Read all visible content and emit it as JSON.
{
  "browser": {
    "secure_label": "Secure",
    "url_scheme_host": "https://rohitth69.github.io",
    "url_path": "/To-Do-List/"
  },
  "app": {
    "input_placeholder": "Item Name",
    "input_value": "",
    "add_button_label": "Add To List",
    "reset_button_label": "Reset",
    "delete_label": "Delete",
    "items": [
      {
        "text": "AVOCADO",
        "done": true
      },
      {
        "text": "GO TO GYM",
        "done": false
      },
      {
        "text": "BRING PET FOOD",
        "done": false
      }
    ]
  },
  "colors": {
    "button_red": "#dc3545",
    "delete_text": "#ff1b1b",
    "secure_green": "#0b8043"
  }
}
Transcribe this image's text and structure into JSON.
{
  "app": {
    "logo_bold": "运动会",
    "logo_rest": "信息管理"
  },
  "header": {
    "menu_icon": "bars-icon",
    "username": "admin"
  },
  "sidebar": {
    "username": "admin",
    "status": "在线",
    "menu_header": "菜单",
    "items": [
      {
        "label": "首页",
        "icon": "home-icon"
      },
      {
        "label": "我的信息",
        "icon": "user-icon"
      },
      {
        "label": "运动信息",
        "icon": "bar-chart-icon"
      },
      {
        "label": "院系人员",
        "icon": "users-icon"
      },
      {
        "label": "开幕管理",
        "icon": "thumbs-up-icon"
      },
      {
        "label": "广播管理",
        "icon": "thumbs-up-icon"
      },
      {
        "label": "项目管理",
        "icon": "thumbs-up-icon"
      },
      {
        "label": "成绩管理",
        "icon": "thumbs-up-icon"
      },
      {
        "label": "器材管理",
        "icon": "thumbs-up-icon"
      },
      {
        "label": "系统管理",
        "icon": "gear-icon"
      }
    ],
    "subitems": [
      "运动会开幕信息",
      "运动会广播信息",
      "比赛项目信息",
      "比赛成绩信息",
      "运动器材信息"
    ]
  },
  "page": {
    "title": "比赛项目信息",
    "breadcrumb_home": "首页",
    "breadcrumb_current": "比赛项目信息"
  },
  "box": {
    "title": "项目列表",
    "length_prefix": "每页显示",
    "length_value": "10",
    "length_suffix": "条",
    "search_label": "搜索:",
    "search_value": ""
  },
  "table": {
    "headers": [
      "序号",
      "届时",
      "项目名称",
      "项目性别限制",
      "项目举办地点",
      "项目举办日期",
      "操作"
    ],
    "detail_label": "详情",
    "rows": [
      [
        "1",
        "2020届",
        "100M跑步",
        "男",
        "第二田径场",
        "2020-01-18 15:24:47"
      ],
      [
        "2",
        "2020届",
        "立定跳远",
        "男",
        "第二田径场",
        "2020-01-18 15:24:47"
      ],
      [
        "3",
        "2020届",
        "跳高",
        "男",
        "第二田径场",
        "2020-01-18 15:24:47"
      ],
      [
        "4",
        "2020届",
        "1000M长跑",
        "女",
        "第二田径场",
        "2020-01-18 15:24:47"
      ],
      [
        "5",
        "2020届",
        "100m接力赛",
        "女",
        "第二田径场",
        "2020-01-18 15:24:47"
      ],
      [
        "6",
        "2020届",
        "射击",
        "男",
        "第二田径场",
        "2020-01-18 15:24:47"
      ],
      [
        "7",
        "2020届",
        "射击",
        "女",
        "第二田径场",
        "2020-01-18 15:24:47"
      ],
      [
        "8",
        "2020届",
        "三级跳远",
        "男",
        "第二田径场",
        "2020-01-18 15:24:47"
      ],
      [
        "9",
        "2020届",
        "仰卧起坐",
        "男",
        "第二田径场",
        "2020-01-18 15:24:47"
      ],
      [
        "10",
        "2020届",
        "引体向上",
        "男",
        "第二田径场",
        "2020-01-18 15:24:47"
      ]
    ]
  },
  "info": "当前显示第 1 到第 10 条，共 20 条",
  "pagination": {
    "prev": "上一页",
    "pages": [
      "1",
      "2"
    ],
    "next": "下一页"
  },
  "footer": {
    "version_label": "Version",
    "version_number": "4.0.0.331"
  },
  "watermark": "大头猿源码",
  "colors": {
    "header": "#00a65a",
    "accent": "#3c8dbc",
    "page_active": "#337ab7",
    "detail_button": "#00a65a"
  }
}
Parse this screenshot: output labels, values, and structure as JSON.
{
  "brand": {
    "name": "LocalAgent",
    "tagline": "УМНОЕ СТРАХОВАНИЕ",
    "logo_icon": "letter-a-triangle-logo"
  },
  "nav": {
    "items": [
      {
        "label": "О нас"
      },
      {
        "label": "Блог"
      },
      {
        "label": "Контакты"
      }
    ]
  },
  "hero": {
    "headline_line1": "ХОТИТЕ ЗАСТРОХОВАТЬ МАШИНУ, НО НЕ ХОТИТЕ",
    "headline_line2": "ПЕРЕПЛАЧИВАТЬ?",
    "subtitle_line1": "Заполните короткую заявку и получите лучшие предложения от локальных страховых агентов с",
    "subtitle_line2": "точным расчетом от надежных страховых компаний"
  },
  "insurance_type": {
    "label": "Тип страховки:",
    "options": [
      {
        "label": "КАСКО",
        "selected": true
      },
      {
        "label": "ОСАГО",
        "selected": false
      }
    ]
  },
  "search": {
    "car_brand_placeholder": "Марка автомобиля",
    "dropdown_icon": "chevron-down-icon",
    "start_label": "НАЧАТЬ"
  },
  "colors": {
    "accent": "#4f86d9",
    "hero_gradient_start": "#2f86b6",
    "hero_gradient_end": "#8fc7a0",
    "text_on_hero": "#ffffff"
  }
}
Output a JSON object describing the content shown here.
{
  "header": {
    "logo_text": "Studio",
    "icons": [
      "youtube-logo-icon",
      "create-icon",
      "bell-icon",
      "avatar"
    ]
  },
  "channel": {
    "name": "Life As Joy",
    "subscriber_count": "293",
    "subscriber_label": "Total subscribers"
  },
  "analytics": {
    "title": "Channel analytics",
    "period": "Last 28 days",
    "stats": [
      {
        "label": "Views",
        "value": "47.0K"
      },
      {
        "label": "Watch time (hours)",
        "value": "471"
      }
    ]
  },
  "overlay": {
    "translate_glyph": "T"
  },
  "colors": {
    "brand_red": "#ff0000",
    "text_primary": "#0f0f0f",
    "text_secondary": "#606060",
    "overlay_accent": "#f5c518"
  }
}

—————

Extract the full listing above without alteration.

Read all visible content and emit it as JSON.
{
  "browser": {
    "secure_label": "Secure",
    "url_scheme_host": "https://rohitth69.github.io",
    "url_path": "/To-Do-List/"
  },
  "app": {
    "input_placeholder": "Item Name",
    "input_value": "",
    "add_button_label": "Add To List",
    "reset_button_label": "Reset",
    "delete_label": "Delete",
    "items": [
      {
        "text": "AVOCADO",
        "done": true
      },
      {
        "text": "GO TO GYM",
        "done": false
      },
      {
        "text": "BRING PET FOOD",
        "done": false
      }
    ]
  },
  "colors": {
    "button_red": "#dc3545",
    "delete_text": "#ff1b1b",
    "secure_green": "#0b8043"
  }
}
Transcribe this image's text and structure into JSON.
{
  "app": {
    "logo_bold": "运动会",
    "logo_rest": "信息管理"
  },
  "header": {
    "menu_icon": "bars-icon",
    "username": "admin"
  },
  "sidebar": {
    "username": "admin",
    "status": "在线",
    "menu_header": "菜单",
    "items": [
      {
        "label": "首页",
        "icon": "home-icon"
      },
      {
        "label": "我的信息",
        "icon": "user-icon"
      },
      {
        "label": "运动信息",
        "icon": "bar-chart-icon"
      },
      {
        "label": "院系人员",
        "icon": "users-icon"
      },
      {
        "label": "开幕管理",
        "icon": "thumbs-up-icon"
      },
      {
        "label": "广播管理",
        "icon": "thumbs-up-icon"
      },
      {
        "label": "项目管理",
        "icon": "thumbs-up-icon"
      },
      {
        "label": "成绩管理",
        "icon": "thumbs-up-icon"
      },
      {
        "label": "器材管理",
        "icon": "thumbs-up-icon"
      },
      {
        "label": "系统管理",
        "icon": "gear-icon"
      }
    ],
    "subitems": [
      "运动会开幕信息",
      "运动会广播信息",
      "比赛项目信息",
      "比赛成绩信息",
      "运动器材信息"
    ]
  },
  "page": {
    "title": "比赛项目信息",
    "breadcrumb_home": "首页",
    "breadcrumb_current": "比赛项目信息"
  },
  "box": {
    "title": "项目列表",
    "length_prefix": "每页显示",
    "length_value": "10",
    "length_suffix": "条",
    "search_label": "搜索:",
    "search_value": ""
  },
  "table": {
    "headers": [
      "序号",
      "届时",
      "项目名称",
      "项目性别限制",
      "项目举办地点",
      "项目举办日期",
      "操作"
    ],
    "detail_label": "详情",
    "rows": [
      [
        "1",
        "2020届",
        "100M跑步",
        "男",
        "第二田径场",
        "2020-01-18 15:24:47"
      ],
      [
        "2",
        "2020届",
        "立定跳远",
        "男",
        "第二田径场",
        "2020-01-18 15:24:47"
      ],
      [
        "3",
        "2020届",
        "跳高",
        "男",
        "第二田径场",
        "2020-01-18 15:24:47"
      ],
      [
        "4",
        "2020届",
        "1000M长跑",
        "女",
        "第二田径场",
        "2020-01-18 15:24:47"
      ],
      [
        "5",
        "2020届",
        "100m接力赛",
        "女",
        "第二田径场",
        "2020-01-18 15:24:47"
      ],
      [
        "6",
        "2020届",
        "射击",
        "男",
        "第二田径场",
        "2020-01-18 15:24:47"
      ],
      [
        "7",
        "2020届",
        "射击",
        "女",
        "第二田径场",
        "2020-01-18 15:24:47"
      ],
      [
        "8",
        "2020届",
        "三级跳远",
        "男",
        "第二田径场",
        "2020-01-18 15:24:47"
      ],
      [
        "9",
        "2020届",
        "仰卧起坐",
        "男",
        "第二田径场",
        "2020-01-18 15:24:47"
      ],
      [
        "10",
        "2020届",
        "引体向上",
        "男",
        "第二田径场",
        "2020-01-18 15:24:47"
      ]
    ]
  },
  "info": "当前显示第 1 到第 10 条，共 20 条",
  "pagination": {
    "prev": "上一页",
    "pages": [
      "1",
      "2"
    ],
    "next": "下一页"
  },
  "footer": {
    "version_label": "Version",
    "version_number": "4.0.0.331"
  },
  "watermark": "大头猿源码",
  "colors": {
    "header": "#00a65a",
    "accent": "#3c8dbc",
    "page_active": "#337ab7",
    "detail_button": "#00a65a"
  }
}
Parse this screenshot: output labels, values, and structure as JSON.
{
  "brand": {
    "name": "LocalAgent",
    "tagline": "УМНОЕ СТРАХОВАНИЕ",
    "logo_icon": "letter-a-triangle-logo"
  },
  "nav": {
    "items": [
      {
        "label": "О нас"
      },
      {
        "label": "Блог"
      },
      {
        "label": "Контакты"
      }
    ]
  },
  "hero": {
    "headline_line1": "ХОТИТЕ ЗАСТРОХОВАТЬ МАШИНУ, НО НЕ ХОТИТЕ",
    "headline_line2": "ПЕРЕПЛАЧИВАТЬ?",
    "subtitle_line1": "Заполните короткую заявку и получите лучшие предложения от локальных страховых агентов с",
    "subtitle_line2": "точным расчетом от надежных страховых компаний"
  },
  "insurance_type": {
    "label": "Тип страховки:",
    "options": [
      {
        "label": "КАСКО",
        "selected": true
      },
      {
        "label": "ОСАГО",
        "selected": false
      }
    ]
  },
  "search": {
    "car_brand_placeholder": "Марка автомобиля",
    "dropdown_icon": "chevron-down-icon",
    "start_label": "НАЧАТЬ"
  },
  "colors": {
    "accent": "#4f86d9",
    "hero_gradient_start": "#2f86b6",
    "hero_gradient_end": "#8fc7a0",
    "text_on_hero": "#ffffff"
  }
}
Output a JSON object describing the content shown here.
{
  "header": {
    "logo_text": "Studio",
    "icons": [
      "youtube-logo-icon",
      "create-icon",
      "bell-icon",
      "avatar"
    ]
  },
  "channel": {
    "name": "Life As Joy",
    "subscriber_count": "293",
    "subscriber_label": "Total subscribers"
  },
  "analytics": {
    "title": "Channel analytics",
    "period": "Last 28 days",
    "stats": [
      {
        "label": "Views",
        "value": "47.0K"
      },
      {
        "label": "Watch time (hours)",
        "value": "471"
      }
    ]
  },
  "overlay": {
    "translate_glyph": "T"
  },
  "colors": {
    "brand_red": "#ff0000",
    "text_primary": "#0f0f0f",
    "text_secondary": "#606060",
    "overlay_accent": "#f5c518"
  }
}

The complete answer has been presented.